-------- Data entries --------
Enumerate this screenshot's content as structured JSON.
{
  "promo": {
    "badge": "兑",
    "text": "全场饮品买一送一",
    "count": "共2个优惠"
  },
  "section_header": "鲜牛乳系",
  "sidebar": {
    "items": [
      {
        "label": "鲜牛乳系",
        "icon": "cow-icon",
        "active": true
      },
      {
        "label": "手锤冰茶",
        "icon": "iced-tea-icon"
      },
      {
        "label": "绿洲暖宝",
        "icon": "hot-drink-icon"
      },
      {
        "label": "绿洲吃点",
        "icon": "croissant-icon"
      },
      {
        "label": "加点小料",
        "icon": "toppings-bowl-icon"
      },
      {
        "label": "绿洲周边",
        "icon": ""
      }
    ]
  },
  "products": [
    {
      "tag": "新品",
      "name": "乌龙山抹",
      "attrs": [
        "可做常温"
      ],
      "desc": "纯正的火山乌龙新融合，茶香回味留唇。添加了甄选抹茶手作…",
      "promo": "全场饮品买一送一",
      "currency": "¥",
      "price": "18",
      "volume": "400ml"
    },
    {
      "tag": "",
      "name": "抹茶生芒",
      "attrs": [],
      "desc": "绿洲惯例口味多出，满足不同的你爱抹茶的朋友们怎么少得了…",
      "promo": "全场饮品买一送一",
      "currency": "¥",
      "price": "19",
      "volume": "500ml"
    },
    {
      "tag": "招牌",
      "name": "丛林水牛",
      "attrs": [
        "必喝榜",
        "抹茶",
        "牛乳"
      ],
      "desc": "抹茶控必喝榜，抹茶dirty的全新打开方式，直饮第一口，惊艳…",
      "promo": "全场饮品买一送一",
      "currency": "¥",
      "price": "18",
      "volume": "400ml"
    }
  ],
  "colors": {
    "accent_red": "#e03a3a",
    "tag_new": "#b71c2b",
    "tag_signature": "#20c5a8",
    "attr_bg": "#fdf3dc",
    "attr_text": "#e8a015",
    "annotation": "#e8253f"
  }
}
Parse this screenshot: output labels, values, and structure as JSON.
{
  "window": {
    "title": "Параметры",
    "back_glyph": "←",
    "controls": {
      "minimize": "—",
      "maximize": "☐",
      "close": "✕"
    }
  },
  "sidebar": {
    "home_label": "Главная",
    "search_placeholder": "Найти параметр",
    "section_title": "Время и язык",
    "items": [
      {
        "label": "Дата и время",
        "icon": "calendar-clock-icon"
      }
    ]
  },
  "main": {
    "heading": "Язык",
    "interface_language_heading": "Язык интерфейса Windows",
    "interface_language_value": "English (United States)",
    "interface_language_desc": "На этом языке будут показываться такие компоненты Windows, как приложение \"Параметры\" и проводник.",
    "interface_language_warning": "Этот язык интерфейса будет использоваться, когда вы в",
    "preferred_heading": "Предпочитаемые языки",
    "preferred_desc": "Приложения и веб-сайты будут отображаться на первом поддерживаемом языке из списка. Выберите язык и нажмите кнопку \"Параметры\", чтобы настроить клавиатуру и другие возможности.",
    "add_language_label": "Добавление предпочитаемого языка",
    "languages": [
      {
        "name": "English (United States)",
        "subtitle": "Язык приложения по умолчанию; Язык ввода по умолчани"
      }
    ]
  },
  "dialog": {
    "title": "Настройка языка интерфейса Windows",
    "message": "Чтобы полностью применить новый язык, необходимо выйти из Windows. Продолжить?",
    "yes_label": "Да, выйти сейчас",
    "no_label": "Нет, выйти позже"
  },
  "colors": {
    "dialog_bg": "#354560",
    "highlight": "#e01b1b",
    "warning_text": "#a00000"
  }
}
--------
→ **Written task**: Return what is listed above, exactly and completely.

→ **Correct response**:
Enumerate this screenshot's content as structured JSON.
{
  "promo": {
    "badge": "兑",
    "text": "全场饮品买一送一",
    "count": "共2个优惠"
  },
  "section_header": "鲜牛乳系",
  "sidebar": {
    "items": [
      {
        "label": "鲜牛乳系",
        "icon": "cow-icon",
        "active": true
      },
      {
        "label": "手锤冰茶",
        "icon": "iced-tea-icon"
      },
      {
        "label": "绿洲暖宝",
        "icon": "hot-drink-icon"
      },
      {
        "label": "绿洲吃点",
        "icon": "croissant-icon"
      },
      {
        "label": "加点小料",
        "icon": "toppings-bowl-icon"
      },
      {
        "label": "绿洲周边",
        "icon": ""
      }
    ]
  },
  "products": [
    {
      "tag": "新品",
      "name": "乌龙山抹",
      "attrs": [
        "可做常温"
      ],
      "desc": "纯正的火山乌龙新融合，茶香回味留唇。添加了甄选抹茶手作…",
      "promo": "全场饮品买一送一",
      "currency": "¥",
      "price": "18",
      "volume": "400ml"
    },
    {
      "tag": "",
      "name": "抹茶生芒",
      "attrs": [],
      "desc": "绿洲惯例口味多出，满足不同的你爱抹茶的朋友们怎么少得了…",
      "promo": "全场饮品买一送一",
      "currency": "¥",
      "price": "19",
      "volume": "500ml"
    },
    {
      "tag": "招牌",
      "name": "丛林水牛",
      "attrs": [
        "必喝榜",
        "抹茶",
        "牛乳"
      ],
      "desc": "抹茶控必喝榜，抹茶dirty的全新打开方式，直饮第一口，惊艳…",
      "promo": "全场饮品买一送一",
      "currency": "¥",
      "price": "18",
      "volume": "400ml"
    }
  ],
  "colors": {
    "accent_red": "#e03a3a",
    "tag_new": "#b71c2b",
    "tag_signature": "#20c5a8",
    "attr_bg": "#fdf3dc",
    "attr_text": "#e8a015",
    "annotation": "#e8253f"
  }
}
Parse this screenshot: output labels, values, and structure as JSON.
{
  "window": {
    "title": "Параметры",
    "back_glyph": "←",
    "controls": {
      "minimize": "—",
      "maximize": "☐",
      "close": "✕"
    }
  },
  "sidebar": {
    "home_label": "Главная",
    "search_placeholder": "Найти параметр",
    "section_title": "Время и язык",
    "items": [
      {
        "label": "Дата и время",
        "icon": "calendar-clock-icon"
      }
    ]
  },
  "main": {
    "heading": "Язык",
    "interface_language_heading": "Язык интерфейса Windows",
    "interface_language_value": "English (United States)",
    "interface_language_desc": "На этом языке будут показываться такие компоненты Windows, как приложение \"Параметры\" и проводник.",
    "interface_language_warning": "Этот язык интерфейса будет использоваться, когда вы в",
    "preferred_heading": "Предпочитаемые языки",
    "preferred_desc": "Приложения и веб-сайты будут отображаться на первом поддерживаемом языке из списка. Выберите язык и нажмите кнопку \"Параметры\", чтобы настроить клавиатуру и другие возможности.",
    "add_language_label": "Добавление предпочитаемого языка",
    "languages": [
      {
        "name": "English (United States)",
        "subtitle": "Язык приложения по умолчанию; Язык ввода по умолчани"
      }
    ]
  },
  "dialog": {
    "title": "Настройка языка интерфейса Windows",
    "message": "Чтобы полностью применить новый язык, необходимо выйти из Windows. Продолжить?",
    "yes_label": "Да, выйти сейчас",
    "no_label": "Нет, выйти позже"
  },
  "colors": {
    "dialog_bg": "#354560",
    "highlight": "#e01b1b",
    "warning_text": "#a00000"
  }
}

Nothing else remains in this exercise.